** WRITTEN INSTRUCTION **
Print the listing in its entirety and exactly, leaving out images.

** INPUT DATA **
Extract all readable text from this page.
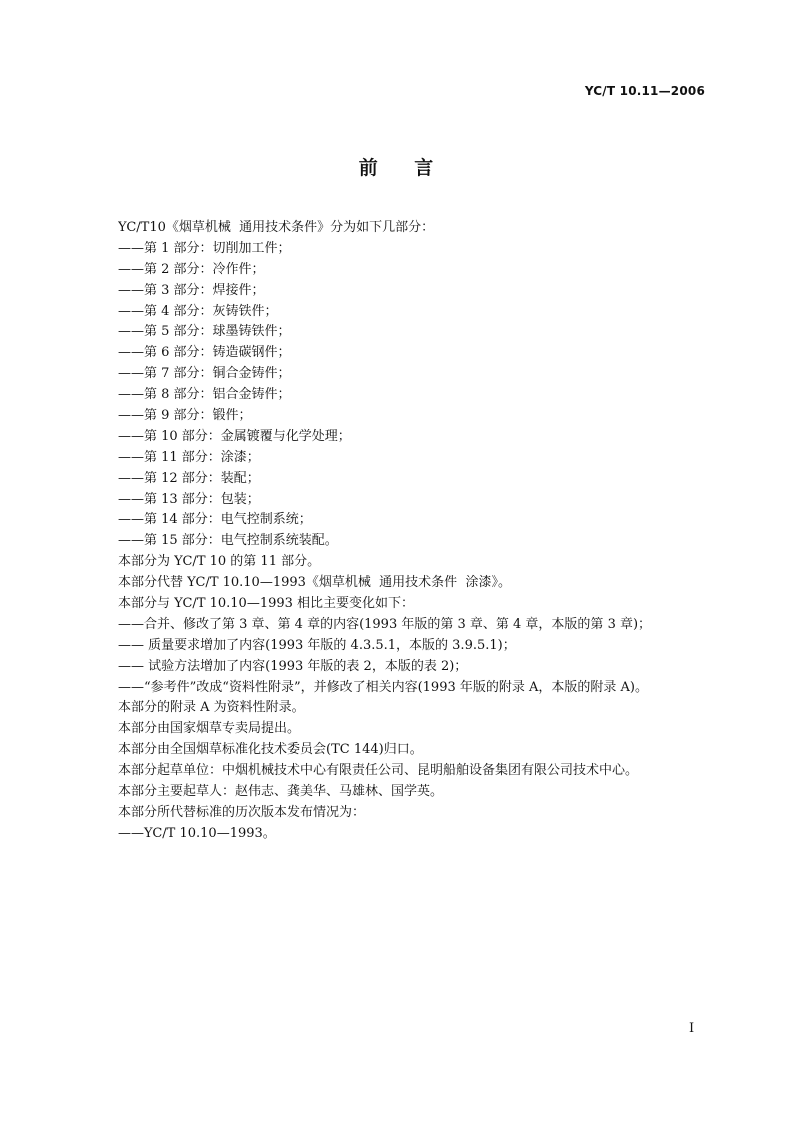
YC/T 10.11—2006
前    言
YC/T10《烟草机械  通用技术条件》分为如下几部分：
——第 1 部分：切削加工件；
——第 2 部分：冷作件；
——第 3 部分：焊接件；
——第 4 部分：灰铸铁件；
——第 5 部分：球墨铸铁件；
——第 6 部分：铸造碳钢件；
——第 7 部分：铜合金铸件；
——第 8 部分：铝合金铸件；
——第 9 部分：锻件；
——第 10 部分：金属镀覆与化学处理；
——第 11 部分：涂漆；
——第 12 部分：装配；
——第 13 部分：包装；
——第 14 部分：电气控制系统；
——第 15 部分：电气控制系统装配。
本部分为 YC/T 10 的第 11 部分。
本部分代替 YC/T 10.10—1993《烟草机械  通用技术条件  涂漆》。
本部分与 YC/T 10.10—1993 相比主要变化如下：
——合并、修改了第 3 章、第 4 章的内容(1993 年版的第 3 章、第 4 章，本版的第 3 章)；
—— 质量要求增加了内容(1993 年版的 4.3.5.1，本版的 3.9.5.1)；
—— 试验方法增加了内容(1993 年版的表 2，本版的表 2)；
——“参考件”改成“资料性附录”，并修改了相关内容(1993 年版的附录 A，本版的附录 A)。
本部分的附录 A 为资料性附录。
本部分由国家烟草专卖局提出。
本部分由全国烟草标准化技术委员会(TC 144)归口。
本部分起草单位：中烟机械技术中心有限责任公司、昆明船舶设备集团有限公司技术中心。
本部分主要起草人：赵伟志、龚美华、马雄林、国学英。
本部分所代替标准的历次版本发布情况为：
——YC/T 10.10—1993。
I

** EXERCISE RESPONSE **
Extract all readable text from this page.
YC/T 10.11—2006
前    言
YC/T10《烟草机械  通用技术条件》分为如下几部分：
——第 1 部分：切削加工件；
——第 2 部分：冷作件；
——第 3 部分：焊接件；
——第 4 部分：灰铸铁件；
——第 5 部分：球墨铸铁件；
——第 6 部分：铸造碳钢件；
——第 7 部分：铜合金铸件；
——第 8 部分：铝合金铸件；
——第 9 部分：锻件；
——第 10 部分：金属镀覆与化学处理；
——第 11 部分：涂漆；
——第 12 部分：装配；
——第 13 部分：包装；
——第 14 部分：电气控制系统；
——第 15 部分：电气控制系统装配。
本部分为 YC/T 10 的第 11 部分。
本部分代替 YC/T 10.10—1993《烟草机械  通用技术条件  涂漆》。
本部分与 YC/T 10.10—1993 相比主要变化如下：
——合并、修改了第 3 章、第 4 章的内容(1993 年版的第 3 章、第 4 章，本版的第 3 章)；
—— 质量要求增加了内容(1993 年版的 4.3.5.1，本版的 3.9.5.1)；
—— 试验方法增加了内容(1993 年版的表 2，本版的表 2)；
——“参考件”改成“资料性附录”，并修改了相关内容(1993 年版的附录 A，本版的附录 A)。
本部分的附录 A 为资料性附录。
本部分由国家烟草专卖局提出。
本部分由全国烟草标准化技术委员会(TC 144)归口。
本部分起草单位：中烟机械技术中心有限责任公司、昆明船舶设备集团有限公司技术中心。
本部分主要起草人：赵伟志、龚美华、马雄林、国学英。
本部分所代替标准的历次版本发布情况为：
——YC/T 10.10—1993。
I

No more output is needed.